Written task — The records below are to be quoted in full; please keep every word exact.
------------------------------------------------------------
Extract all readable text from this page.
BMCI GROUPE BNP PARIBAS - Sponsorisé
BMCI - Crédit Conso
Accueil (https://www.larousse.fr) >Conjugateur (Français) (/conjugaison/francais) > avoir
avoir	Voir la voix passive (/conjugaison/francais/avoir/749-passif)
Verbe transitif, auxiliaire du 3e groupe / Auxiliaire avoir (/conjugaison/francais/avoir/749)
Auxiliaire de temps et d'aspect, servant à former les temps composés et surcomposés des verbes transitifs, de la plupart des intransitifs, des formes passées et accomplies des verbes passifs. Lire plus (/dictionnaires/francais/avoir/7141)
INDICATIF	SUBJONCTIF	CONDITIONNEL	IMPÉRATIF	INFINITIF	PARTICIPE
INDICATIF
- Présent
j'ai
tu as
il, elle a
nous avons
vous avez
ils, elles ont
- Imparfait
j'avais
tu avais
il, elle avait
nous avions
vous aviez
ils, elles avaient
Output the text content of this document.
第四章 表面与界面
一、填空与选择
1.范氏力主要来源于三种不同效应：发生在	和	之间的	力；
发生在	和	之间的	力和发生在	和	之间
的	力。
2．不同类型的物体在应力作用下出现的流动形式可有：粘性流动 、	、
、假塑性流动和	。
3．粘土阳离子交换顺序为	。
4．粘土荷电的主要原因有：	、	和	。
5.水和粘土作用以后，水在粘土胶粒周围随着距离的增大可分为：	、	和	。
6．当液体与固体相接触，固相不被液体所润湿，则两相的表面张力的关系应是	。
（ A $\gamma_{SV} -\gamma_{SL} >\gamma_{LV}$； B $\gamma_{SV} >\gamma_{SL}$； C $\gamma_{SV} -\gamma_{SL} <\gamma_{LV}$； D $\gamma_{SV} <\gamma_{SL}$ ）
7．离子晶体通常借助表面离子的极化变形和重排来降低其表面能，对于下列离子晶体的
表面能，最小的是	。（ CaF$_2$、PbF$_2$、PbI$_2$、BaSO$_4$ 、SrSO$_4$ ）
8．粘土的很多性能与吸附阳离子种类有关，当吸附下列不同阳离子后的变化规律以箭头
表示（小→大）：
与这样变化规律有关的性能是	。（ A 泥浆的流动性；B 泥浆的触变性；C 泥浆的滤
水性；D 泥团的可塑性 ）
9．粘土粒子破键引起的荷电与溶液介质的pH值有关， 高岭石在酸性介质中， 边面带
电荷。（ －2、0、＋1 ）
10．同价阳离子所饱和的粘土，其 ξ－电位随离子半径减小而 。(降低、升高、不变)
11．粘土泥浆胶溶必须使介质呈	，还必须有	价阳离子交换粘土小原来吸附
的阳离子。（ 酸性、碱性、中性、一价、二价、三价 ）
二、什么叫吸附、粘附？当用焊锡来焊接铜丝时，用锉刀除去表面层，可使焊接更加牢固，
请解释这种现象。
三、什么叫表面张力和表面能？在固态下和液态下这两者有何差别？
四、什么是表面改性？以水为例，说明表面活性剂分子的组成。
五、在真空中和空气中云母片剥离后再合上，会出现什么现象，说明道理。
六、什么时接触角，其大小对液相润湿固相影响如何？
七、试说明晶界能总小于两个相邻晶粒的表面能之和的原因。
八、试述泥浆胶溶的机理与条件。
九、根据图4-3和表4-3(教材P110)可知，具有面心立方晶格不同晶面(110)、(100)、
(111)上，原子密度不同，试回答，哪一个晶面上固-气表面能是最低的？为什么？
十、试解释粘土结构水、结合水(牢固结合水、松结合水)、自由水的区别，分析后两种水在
------------------------------------------------------------
In response —
Extract all readable text from this page.
BMCI GROUPE BNP PARIBAS - Sponsorisé
BMCI - Crédit Conso
Accueil (https://www.larousse.fr) >Conjugateur (Français) (/conjugaison/francais) > avoir
avoir	Voir la voix passive (/conjugaison/francais/avoir/749-passif)
Verbe transitif, auxiliaire du 3e groupe / Auxiliaire avoir (/conjugaison/francais/avoir/749)
Auxiliaire de temps et d'aspect, servant à former les temps composés et surcomposés des verbes transitifs, de la plupart des intransitifs, des formes passées et accomplies des verbes passifs. Lire plus (/dictionnaires/francais/avoir/7141)
INDICATIF	SUBJONCTIF	CONDITIONNEL	IMPÉRATIF	INFINITIF	PARTICIPE
INDICATIF
- Présent
j'ai
tu as
il, elle a
nous avons
vous avez
ils, elles ont
- Imparfait
j'avais
tu avais
il, elle avait
nous avions
vous aviez
ils, elles avaient
Output the text content of this document.
第四章 表面与界面
一、填空与选择
1.范氏力主要来源于三种不同效应：发生在	和	之间的	力；
发生在	和	之间的	力和发生在	和	之间
的	力。
2．不同类型的物体在应力作用下出现的流动形式可有：粘性流动 、	、
、假塑性流动和	。
3．粘土阳离子交换顺序为	。
4．粘土荷电的主要原因有：	、	和	。
5.水和粘土作用以后，水在粘土胶粒周围随着距离的增大可分为：	、	和	。
6．当液体与固体相接触，固相不被液体所润湿，则两相的表面张力的关系应是	。
（ A $\gamma_{SV} -\gamma_{SL} >\gamma_{LV}$； B $\gamma_{SV} >\gamma_{SL}$； C $\gamma_{SV} -\gamma_{SL} <\gamma_{LV}$； D $\gamma_{SV} <\gamma_{SL}$ ）
7．离子晶体通常借助表面离子的极化变形和重排来降低其表面能，对于下列离子晶体的
表面能，最小的是	。（ CaF$_2$、PbF$_2$、PbI$_2$、BaSO$_4$ 、SrSO$_4$ ）
8．粘土的很多性能与吸附阳离子种类有关，当吸附下列不同阳离子后的变化规律以箭头
表示（小→大）：
与这样变化规律有关的性能是	。（ A 泥浆的流动性；B 泥浆的触变性；C 泥浆的滤
水性；D 泥团的可塑性 ）
9．粘土粒子破键引起的荷电与溶液介质的pH值有关， 高岭石在酸性介质中， 边面带
电荷。（ －2、0、＋1 ）
10．同价阳离子所饱和的粘土，其 ξ－电位随离子半径减小而 。(降低、升高、不变)
11．粘土泥浆胶溶必须使介质呈	，还必须有	价阳离子交换粘土小原来吸附
的阳离子。（ 酸性、碱性、中性、一价、二价、三价 ）
二、什么叫吸附、粘附？当用焊锡来焊接铜丝时，用锉刀除去表面层，可使焊接更加牢固，
请解释这种现象。
三、什么叫表面张力和表面能？在固态下和液态下这两者有何差别？
四、什么是表面改性？以水为例，说明表面活性剂分子的组成。
五、在真空中和空气中云母片剥离后再合上，会出现什么现象，说明道理。
六、什么时接触角，其大小对液相润湿固相影响如何？
七、试说明晶界能总小于两个相邻晶粒的表面能之和的原因。
八、试述泥浆胶溶的机理与条件。
九、根据图4-3和表4-3(教材P110)可知，具有面心立方晶格不同晶面(110)、(100)、
(111)上，原子密度不同，试回答，哪一个晶面上固-气表面能是最低的？为什么？
十、试解释粘土结构水、结合水(牢固结合水、松结合水)、自由水的区别，分析后两种水在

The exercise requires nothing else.